T. G. Schirmeyer, Houston, Tex., for plaintiff.

Clare E. Walker, New York City, with whom was George Cochran Doub, Asst. Atty. Gen., Melford O. Cleveland, Wilton, Ala., on the brief, for defendant.

WHITAKER, Judge.


Plaintiff had a contract with defendant to dredge a portion of the Gulf Intra-coastal Waterway in Jefferson, Chambers, and Galveston Counties, Texas. The contract and specifications designated certain areas in which to deposit the spoil from the dredging. After the contract had been completed and accepted by defendant, certain landowners filed suit against plaintiff in the District Court of Jefferson County, Texas, alleging that plaintiff was negligent in its disposition of the spoil, to their damage. They alleged that plaintiff had deposited material in places not designated in the contract and also that it had allowed the spoil deposited in the designated areas to spill over into undesignated areas. They recovered a judgment against plaintiff herein for some sixty-odd thousand dollars. Plaintiff sues for reimbursement of said sum and for its cost of defending the suit.

Plaintiff was not the agent of the defendant in the performance of the work; it was an independent contractor. Plaintiff was required to furnish the necessary materials and to perform the dredging as set forth in the specifications. The Government exercised only such supervision over the performance of the work as was necessary to insure that it complied with the contract and specifications; otherwise plaintiff was at liberty to perform the work in any manner it saw fit. The Government was not interested in the method of performance, but only in the results required. Under such facts plaintiff was an independent contractor. See Restatement of the Law of Agency, section 438, comment i. Therefore, if plaintiff was negligent in the way it did the work required, there could be no obligation on the part of the Government to reimburse it for damages suffered as a result of its negligent performance of the contract.

Had plaintiff been defendant's agent in doing the work, the Government might be liable to reimburse the agent, if the agent had damaged the property of another in carrying out the instructions of the Government; but where the method of performing the work is left to the discretion of an independent contractor, there can be no such liability.

Moreover, whatever the legal relationship between plaintiff and defendant, the contract between them expressly provided —

"11. Permits and responsibility for work. The contractor shall, without additional expense to the Government, obtain all required licenses and permits, and be responsible for all damages to persons or property that occur as a result of his fault or negligence in connection with the prosecution of the work, and shall be responsible for all materials delivered and work performed until completion and final acceptance except for any completed unit thereof which may theretofore have been finally accepted."

The District Court held the plaintiff negligent in the performance of the work and therefore responsible for the damage caused certain persons on account thereof, and this was affirmed by the Court of Civil Appeals.1  Under section 11 of the contract set out above, it is made responsible for such damages.

=== Written problem ===
Continue the court opinion on the dredging contractor's reimbursement claim, picking up after its last sentence.

=== Raw records ===
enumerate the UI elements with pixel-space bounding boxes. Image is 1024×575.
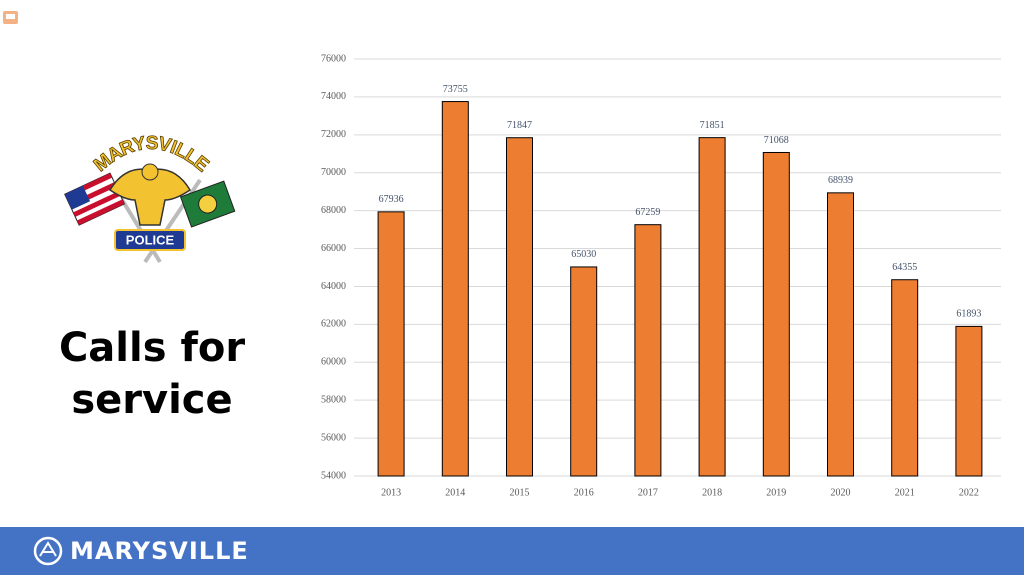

---

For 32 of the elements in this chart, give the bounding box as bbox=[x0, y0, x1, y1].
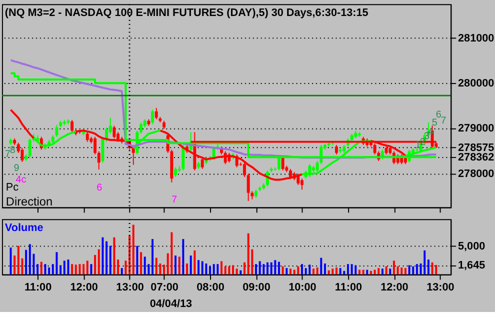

=== Answer below ===
A large part, if not all, of the damage done by the plaintiff was the result of allowing the spoil, or drainage therefrom, to get into a canal leading into a freshwater reservoir which landowners in the vicinity used for the irrigation of their crops. The spoil was permeated by salt water and this salt water contaminated the fresh water in the reservoir and damaged the crops. The specifications relating to the disposal of excavated material read, in part —

"The contractor shall take such precautions, including construction of new levees and/or repair or raising of old levees, if deemed necessary to prevent spoil or waste water from flowing beyond the limits of the spoil disposal areas. All existing drainage outlets, both natural and artificial, shall be protected so that drainage will not be obstructed. If any material should enter a drainage outlet, it shall be promptly removed by the contractor at his expense. No material shall be allowed to enter any existing slip or small boat basin." [Specifications par. TP-3]

The fact that spoil or waste water flowed beyond the limits of the spoil disposal areas was one of the principal causes of damage suffered by the property owners in the vicinity. Other damage was caused, according to the findings of the Texas court, by the intentional act of the plaintiff in discharging spoil into the canal leading to the reservoir. This canal was not only not within the areas designated for the deposit of spoil but it was an area which the contractor was directed to protect against encroachment by the spoil or waste water.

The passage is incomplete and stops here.